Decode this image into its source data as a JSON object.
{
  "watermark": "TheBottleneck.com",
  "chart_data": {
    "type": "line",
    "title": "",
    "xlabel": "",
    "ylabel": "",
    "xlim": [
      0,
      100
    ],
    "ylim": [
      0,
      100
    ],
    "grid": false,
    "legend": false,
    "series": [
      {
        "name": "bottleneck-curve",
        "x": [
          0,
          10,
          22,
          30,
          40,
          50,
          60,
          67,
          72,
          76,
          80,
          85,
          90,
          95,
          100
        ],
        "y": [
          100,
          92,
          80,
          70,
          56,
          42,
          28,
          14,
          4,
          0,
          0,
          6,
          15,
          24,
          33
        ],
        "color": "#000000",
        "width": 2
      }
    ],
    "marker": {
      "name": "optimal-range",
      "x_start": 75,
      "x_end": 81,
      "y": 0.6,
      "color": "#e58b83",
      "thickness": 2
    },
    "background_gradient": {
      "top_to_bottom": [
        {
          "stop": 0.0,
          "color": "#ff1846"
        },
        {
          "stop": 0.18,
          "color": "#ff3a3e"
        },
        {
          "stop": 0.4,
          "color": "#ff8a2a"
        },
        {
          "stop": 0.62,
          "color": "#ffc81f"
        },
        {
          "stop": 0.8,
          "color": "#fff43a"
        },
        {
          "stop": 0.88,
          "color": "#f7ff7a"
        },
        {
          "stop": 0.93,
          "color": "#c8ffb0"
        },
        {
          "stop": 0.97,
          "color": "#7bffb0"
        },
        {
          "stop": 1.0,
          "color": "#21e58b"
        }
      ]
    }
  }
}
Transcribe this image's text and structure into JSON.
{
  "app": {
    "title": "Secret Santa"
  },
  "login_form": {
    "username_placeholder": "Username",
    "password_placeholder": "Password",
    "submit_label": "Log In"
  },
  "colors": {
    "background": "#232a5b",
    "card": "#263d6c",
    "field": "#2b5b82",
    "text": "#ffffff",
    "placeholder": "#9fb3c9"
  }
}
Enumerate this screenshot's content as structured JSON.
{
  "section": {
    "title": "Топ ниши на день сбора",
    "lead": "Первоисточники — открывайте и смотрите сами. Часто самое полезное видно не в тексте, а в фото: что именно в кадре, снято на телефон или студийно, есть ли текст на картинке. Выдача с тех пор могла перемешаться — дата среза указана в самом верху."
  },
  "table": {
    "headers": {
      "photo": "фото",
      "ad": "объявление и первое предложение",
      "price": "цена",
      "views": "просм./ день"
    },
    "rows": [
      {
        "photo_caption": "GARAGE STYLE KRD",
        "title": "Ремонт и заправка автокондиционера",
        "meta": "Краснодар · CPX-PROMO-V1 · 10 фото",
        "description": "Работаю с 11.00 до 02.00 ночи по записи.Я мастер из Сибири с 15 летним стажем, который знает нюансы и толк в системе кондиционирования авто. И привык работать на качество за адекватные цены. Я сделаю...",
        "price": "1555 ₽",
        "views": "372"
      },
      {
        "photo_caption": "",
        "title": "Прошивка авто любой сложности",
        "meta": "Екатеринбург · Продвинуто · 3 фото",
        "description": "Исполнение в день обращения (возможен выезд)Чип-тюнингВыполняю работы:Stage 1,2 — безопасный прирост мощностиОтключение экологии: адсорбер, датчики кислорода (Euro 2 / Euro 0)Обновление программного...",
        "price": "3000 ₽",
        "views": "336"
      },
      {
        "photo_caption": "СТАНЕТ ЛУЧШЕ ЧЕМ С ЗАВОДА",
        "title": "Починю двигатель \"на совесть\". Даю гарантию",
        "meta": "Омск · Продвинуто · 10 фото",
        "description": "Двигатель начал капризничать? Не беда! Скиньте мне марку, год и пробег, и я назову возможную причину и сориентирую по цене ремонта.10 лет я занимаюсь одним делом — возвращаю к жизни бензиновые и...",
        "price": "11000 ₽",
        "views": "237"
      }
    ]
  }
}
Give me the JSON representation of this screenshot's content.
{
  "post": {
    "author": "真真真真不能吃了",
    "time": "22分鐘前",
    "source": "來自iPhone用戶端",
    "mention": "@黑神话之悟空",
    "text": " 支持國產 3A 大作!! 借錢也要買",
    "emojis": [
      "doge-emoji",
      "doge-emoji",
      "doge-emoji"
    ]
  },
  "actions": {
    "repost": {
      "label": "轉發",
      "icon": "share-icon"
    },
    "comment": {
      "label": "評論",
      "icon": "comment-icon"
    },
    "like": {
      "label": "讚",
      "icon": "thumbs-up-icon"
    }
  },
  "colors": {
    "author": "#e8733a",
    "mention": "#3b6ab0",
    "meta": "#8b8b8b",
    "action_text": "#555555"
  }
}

************

» Problem statement
Please output the entire listing exactly as it stands.

» Correct output
Decode this image into its source data as a JSON object.
{
  "watermark": "TheBottleneck.com",
  "chart_data": {
    "type": "line",
    "title": "",
    "xlabel": "",
    "ylabel": "",
    "xlim": [
      0,
      100
    ],
    "ylim": [
      0,
      100
    ],
    "grid": false,
    "legend": false,
    "series": [
      {
        "name": "bottleneck-curve",
        "x": [
          0,
          10,
          22,
          30,
          40,
          50,
          60,
          67,
          72,
          76,
          80,
          85,
          90,
          95,
          100
        ],
        "y": [
          100,
          92,
          80,
          70,
          56,
          42,
          28,
          14,
          4,
          0,
          0,
          6,
          15,
          24,
          33
        ],
        "color": "#000000",
        "width": 2
      }
    ],
    "marker": {
      "name": "optimal-range",
      "x_start": 75,
      "x_end": 81,
      "y": 0.6,
      "color": "#e58b83",
      "thickness": 2
    },
    "background_gradient": {
      "top_to_bottom": [
        {
          "stop": 0.0,
          "color": "#ff1846"
        },
        {
          "stop": 0.18,
          "color": "#ff3a3e"
        },
        {
          "stop": 0.4,
          "color": "#ff8a2a"
        },
        {
          "stop": 0.62,
          "color": "#ffc81f"
        },
        {
          "stop": 0.8,
          "color": "#fff43a"
        },
        {
          "stop": 0.88,
          "color": "#f7ff7a"
        },
        {
          "stop": 0.93,
          "color": "#c8ffb0"
        },
        {
          "stop": 0.97,
          "color": "#7bffb0"
        },
        {
          "stop": 1.0,
          "color": "#21e58b"
        }
      ]
    }
  }
}
Transcribe this image's text and structure into JSON.
{
  "app": {
    "title": "Secret Santa"
  },
  "login_form": {
    "username_placeholder": "Username",
    "password_placeholder": "Password",
    "submit_label": "Log In"
  },
  "colors": {
    "background": "#232a5b",
    "card": "#263d6c",
    "field": "#2b5b82",
    "text": "#ffffff",
    "placeholder": "#9fb3c9"
  }
}
Enumerate this screenshot's content as structured JSON.
{
  "section": {
    "title": "Топ ниши на день сбора",
    "lead": "Первоисточники — открывайте и смотрите сами. Часто самое полезное видно не в тексте, а в фото: что именно в кадре, снято на телефон или студийно, есть ли текст на картинке. Выдача с тех пор могла перемешаться — дата среза указана в самом верху."
  },
  "table": {
    "headers": {
      "photo": "фото",
      "ad": "объявление и первое предложение",
      "price": "цена",
      "views": "просм./ день"
    },
    "rows": [
      {
        "photo_caption": "GARAGE STYLE KRD",
        "title": "Ремонт и заправка автокондиционера",
        "meta": "Краснодар · CPX-PROMO-V1 · 10 фото",
        "description": "Работаю с 11.00 до 02.00 ночи по записи.Я мастер из Сибири с 15 летним стажем, который знает нюансы и толк в системе кондиционирования авто. И привык работать на качество за адекватные цены. Я сделаю...",
        "price": "1555 ₽",
        "views": "372"
      },
      {
        "photo_caption": "",
        "title": "Прошивка авто любой сложности",
        "meta": "Екатеринбург · Продвинуто · 3 фото",
        "description": "Исполнение в день обращения (возможен выезд)Чип-тюнингВыполняю работы:Stage 1,2 — безопасный прирост мощностиОтключение экологии: адсорбер, датчики кислорода (Euro 2 / Euro 0)Обновление программного...",
        "price": "3000 ₽",
        "views": "336"
      },
      {
        "photo_caption": "СТАНЕТ ЛУЧШЕ ЧЕМ С ЗАВОДА",
        "title": "Починю двигатель \"на совесть\". Даю гарантию",
        "meta": "Омск · Продвинуто · 10 фото",
        "description": "Двигатель начал капризничать? Не беда! Скиньте мне марку, год и пробег, и я назову возможную причину и сориентирую по цене ремонта.10 лет я занимаюсь одним делом — возвращаю к жизни бензиновые и...",
        "price": "11000 ₽",
        "views": "237"
      }
    ]
  }
}
Give me the JSON representation of this screenshot's content.
{
  "post": {
    "author": "真真真真不能吃了",
    "time": "22分鐘前",
    "source": "來自iPhone用戶端",
    "mention": "@黑神话之悟空",
    "text": " 支持國產 3A 大作!! 借錢也要買",
    "emojis": [
      "doge-emoji",
      "doge-emoji",
      "doge-emoji"
    ]
  },
  "actions": {
    "repost": {
      "label": "轉發",
      "icon": "share-icon"
    },
    "comment": {
      "label": "評論",
      "icon": "comment-icon"
    },
    "like": {
      "label": "讚",
      "icon": "thumbs-up-icon"
    }
  },
  "colors": {
    "author": "#e8733a",
    "mention": "#3b6ab0",
    "meta": "#8b8b8b",
    "action_text": "#555555"
  }
}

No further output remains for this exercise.